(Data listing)
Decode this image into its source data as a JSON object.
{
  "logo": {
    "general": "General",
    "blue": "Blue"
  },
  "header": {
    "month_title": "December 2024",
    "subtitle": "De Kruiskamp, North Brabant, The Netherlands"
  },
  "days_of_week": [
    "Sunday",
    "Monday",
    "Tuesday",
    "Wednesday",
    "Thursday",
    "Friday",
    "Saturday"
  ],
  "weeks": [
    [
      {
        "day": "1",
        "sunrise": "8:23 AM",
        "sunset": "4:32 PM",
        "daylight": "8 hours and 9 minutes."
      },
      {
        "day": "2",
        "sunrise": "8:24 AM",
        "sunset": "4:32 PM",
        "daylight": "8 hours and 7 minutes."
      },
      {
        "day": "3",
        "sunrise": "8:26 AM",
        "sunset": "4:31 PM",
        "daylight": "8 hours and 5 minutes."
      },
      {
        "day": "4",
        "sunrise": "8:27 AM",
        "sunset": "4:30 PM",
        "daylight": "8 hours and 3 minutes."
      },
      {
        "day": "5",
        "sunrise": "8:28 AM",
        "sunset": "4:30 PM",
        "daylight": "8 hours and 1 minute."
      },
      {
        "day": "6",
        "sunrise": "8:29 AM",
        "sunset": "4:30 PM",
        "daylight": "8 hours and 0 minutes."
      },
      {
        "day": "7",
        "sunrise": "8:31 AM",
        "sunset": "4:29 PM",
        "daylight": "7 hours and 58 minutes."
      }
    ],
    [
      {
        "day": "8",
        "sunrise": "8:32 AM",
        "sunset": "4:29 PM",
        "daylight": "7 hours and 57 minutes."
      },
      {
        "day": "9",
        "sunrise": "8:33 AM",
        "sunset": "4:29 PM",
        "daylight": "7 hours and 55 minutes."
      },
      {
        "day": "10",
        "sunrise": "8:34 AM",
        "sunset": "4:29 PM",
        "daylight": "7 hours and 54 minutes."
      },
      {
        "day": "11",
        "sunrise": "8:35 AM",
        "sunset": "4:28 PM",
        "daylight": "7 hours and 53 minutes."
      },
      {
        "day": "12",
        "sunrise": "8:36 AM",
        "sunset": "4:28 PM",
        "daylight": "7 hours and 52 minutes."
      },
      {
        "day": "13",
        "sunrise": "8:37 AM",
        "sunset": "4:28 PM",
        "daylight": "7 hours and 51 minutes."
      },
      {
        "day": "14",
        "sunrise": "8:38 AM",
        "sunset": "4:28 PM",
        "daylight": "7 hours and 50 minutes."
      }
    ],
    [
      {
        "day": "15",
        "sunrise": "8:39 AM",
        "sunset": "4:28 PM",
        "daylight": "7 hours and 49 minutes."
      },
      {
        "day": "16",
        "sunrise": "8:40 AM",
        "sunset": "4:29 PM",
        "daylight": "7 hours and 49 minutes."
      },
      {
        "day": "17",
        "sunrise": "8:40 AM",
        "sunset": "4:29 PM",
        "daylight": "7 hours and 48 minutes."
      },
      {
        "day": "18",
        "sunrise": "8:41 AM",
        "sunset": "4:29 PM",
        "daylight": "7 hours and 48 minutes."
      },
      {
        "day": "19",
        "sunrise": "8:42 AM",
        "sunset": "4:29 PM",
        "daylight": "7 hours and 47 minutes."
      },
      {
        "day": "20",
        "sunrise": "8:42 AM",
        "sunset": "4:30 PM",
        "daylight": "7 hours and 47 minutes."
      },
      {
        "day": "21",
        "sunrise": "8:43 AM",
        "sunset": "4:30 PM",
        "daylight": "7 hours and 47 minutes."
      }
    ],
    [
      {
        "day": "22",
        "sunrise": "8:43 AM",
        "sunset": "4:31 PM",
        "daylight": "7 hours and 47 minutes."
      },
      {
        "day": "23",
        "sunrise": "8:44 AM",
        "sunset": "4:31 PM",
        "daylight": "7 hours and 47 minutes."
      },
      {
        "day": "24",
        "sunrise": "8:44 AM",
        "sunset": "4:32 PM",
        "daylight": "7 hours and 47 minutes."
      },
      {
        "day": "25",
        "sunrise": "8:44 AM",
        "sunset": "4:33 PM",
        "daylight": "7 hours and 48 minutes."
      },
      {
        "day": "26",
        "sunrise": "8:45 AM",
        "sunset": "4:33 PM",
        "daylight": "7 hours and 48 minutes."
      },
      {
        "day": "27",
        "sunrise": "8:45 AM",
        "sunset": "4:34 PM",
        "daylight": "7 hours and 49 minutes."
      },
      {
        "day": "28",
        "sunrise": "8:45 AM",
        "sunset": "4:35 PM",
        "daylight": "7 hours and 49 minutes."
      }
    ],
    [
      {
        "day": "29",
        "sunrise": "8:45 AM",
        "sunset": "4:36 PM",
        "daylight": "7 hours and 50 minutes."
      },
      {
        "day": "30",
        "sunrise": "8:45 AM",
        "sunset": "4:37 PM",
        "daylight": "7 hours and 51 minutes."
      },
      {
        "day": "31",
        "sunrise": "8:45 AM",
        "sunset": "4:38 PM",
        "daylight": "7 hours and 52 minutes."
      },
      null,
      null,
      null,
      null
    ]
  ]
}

[Task objective]
Each line of the material must be restated exactly.

[Exercise output]
Decode this image into its source data as a JSON object.
{
  "logo": {
    "general": "General",
    "blue": "Blue"
  },
  "header": {
    "month_title": "December 2024",
    "subtitle": "De Kruiskamp, North Brabant, The Netherlands"
  },
  "days_of_week": [
    "Sunday",
    "Monday",
    "Tuesday",
    "Wednesday",
    "Thursday",
    "Friday",
    "Saturday"
  ],
  "weeks": [
    [
      {
        "day": "1",
        "sunrise": "8:23 AM",
        "sunset": "4:32 PM",
        "daylight": "8 hours and 9 minutes."
      },
      {
        "day": "2",
        "sunrise": "8:24 AM",
        "sunset": "4:32 PM",
        "daylight": "8 hours and 7 minutes."
      },
      {
        "day": "3",
        "sunrise": "8:26 AM",
        "sunset": "4:31 PM",
        "daylight": "8 hours and 5 minutes."
      },
      {
        "day": "4",
        "sunrise": "8:27 AM",
        "sunset": "4:30 PM",
        "daylight": "8 hours and 3 minutes."
      },
      {
        "day": "5",
        "sunrise": "8:28 AM",
        "sunset": "4:30 PM",
        "daylight": "8 hours and 1 minute."
      },
      {
        "day": "6",
        "sunrise": "8:29 AM",
        "sunset": "4:30 PM",
        "daylight": "8 hours and 0 minutes."
      },
      {
        "day": "7",
        "sunrise": "8:31 AM",
        "sunset": "4:29 PM",
        "daylight": "7 hours and 58 minutes."
      }
    ],
    [
      {
        "day": "8",
        "sunrise": "8:32 AM",
        "sunset": "4:29 PM",
        "daylight": "7 hours and 57 minutes."
      },
      {
        "day": "9",
        "sunrise": "8:33 AM",
        "sunset": "4:29 PM",
        "daylight": "7 hours and 55 minutes."
      },
      {
        "day": "10",
        "sunrise": "8:34 AM",
        "sunset": "4:29 PM",
        "daylight": "7 hours and 54 minutes."
      },
      {
        "day": "11",
        "sunrise": "8:35 AM",
        "sunset": "4:28 PM",
        "daylight": "7 hours and 53 minutes."
      },
      {
        "day": "12",
        "sunrise": "8:36 AM",
        "sunset": "4:28 PM",
        "daylight": "7 hours and 52 minutes."
      },
      {
        "day": "13",
        "sunrise": "8:37 AM",
        "sunset": "4:28 PM",
        "daylight": "7 hours and 51 minutes."
      },
      {
        "day": "14",
        "sunrise": "8:38 AM",
        "sunset": "4:28 PM",
        "daylight": "7 hours and 50 minutes."
      }
    ],
    [
      {
        "day": "15",
        "sunrise": "8:39 AM",
        "sunset": "4:28 PM",
        "daylight": "7 hours and 49 minutes."
      },
      {
        "day": "16",
        "sunrise": "8:40 AM",
        "sunset": "4:29 PM",
        "daylight": "7 hours and 49 minutes."
      },
      {
        "day": "17",
        "sunrise": "8:40 AM",
        "sunset": "4:29 PM",
        "daylight": "7 hours and 48 minutes."
      },
      {
        "day": "18",
        "sunrise": "8:41 AM",
        "sunset": "4:29 PM",
        "daylight": "7 hours and 48 minutes."
      },
      {
        "day": "19",
        "sunrise": "8:42 AM",
        "sunset": "4:29 PM",
        "daylight": "7 hours and 47 minutes."
      },
      {
        "day": "20",
        "sunrise": "8:42 AM",
        "sunset": "4:30 PM",
        "daylight": "7 hours and 47 minutes."
      },
      {
        "day": "21",
        "sunrise": "8:43 AM",
        "sunset": "4:30 PM",
        "daylight": "7 hours and 47 minutes."
      }
    ],
    [
      {
        "day": "22",
        "sunrise": "8:43 AM",
        "sunset": "4:31 PM",
        "daylight": "7 hours and 47 minutes."
      },
      {
        "day": "23",
        "sunrise": "8:44 AM",
        "sunset": "4:31 PM",
        "daylight": "7 hours and 47 minutes."
      },
      {
        "day": "24",
        "sunrise": "8:44 AM",
        "sunset": "4:32 PM",
        "daylight": "7 hours and 47 minutes."
      },
      {
        "day": "25",
        "sunrise": "8:44 AM",
        "sunset": "4:33 PM",
        "daylight": "7 hours and 48 minutes."
      },
      {
        "day": "26",
        "sunrise": "8:45 AM",
        "sunset": "4:33 PM",
        "daylight": "7 hours and 48 minutes."
      },
      {
        "day": "27",
        "sunrise": "8:45 AM",
        "sunset": "4:34 PM",
        "daylight": "7 hours and 49 minutes."
      },
      {
        "day": "28",
        "sunrise": "8:45 AM",
        "sunset": "4:35 PM",
        "daylight": "7 hours and 49 minutes."
      }
    ],
    [
      {
        "day": "29",
        "sunrise": "8:45 AM",
        "sunset": "4:36 PM",
        "daylight": "7 hours and 50 minutes."
      },
      {
        "day": "30",
        "sunrise": "8:45 AM",
        "sunset": "4:37 PM",
        "daylight": "7 hours and 51 minutes."
      },
      {
        "day": "31",
        "sunrise": "8:45 AM",
        "sunset": "4:38 PM",
        "daylight": "7 hours and 52 minutes."
      },
      null,
      null,
      null,
      null
    ]
  ]
}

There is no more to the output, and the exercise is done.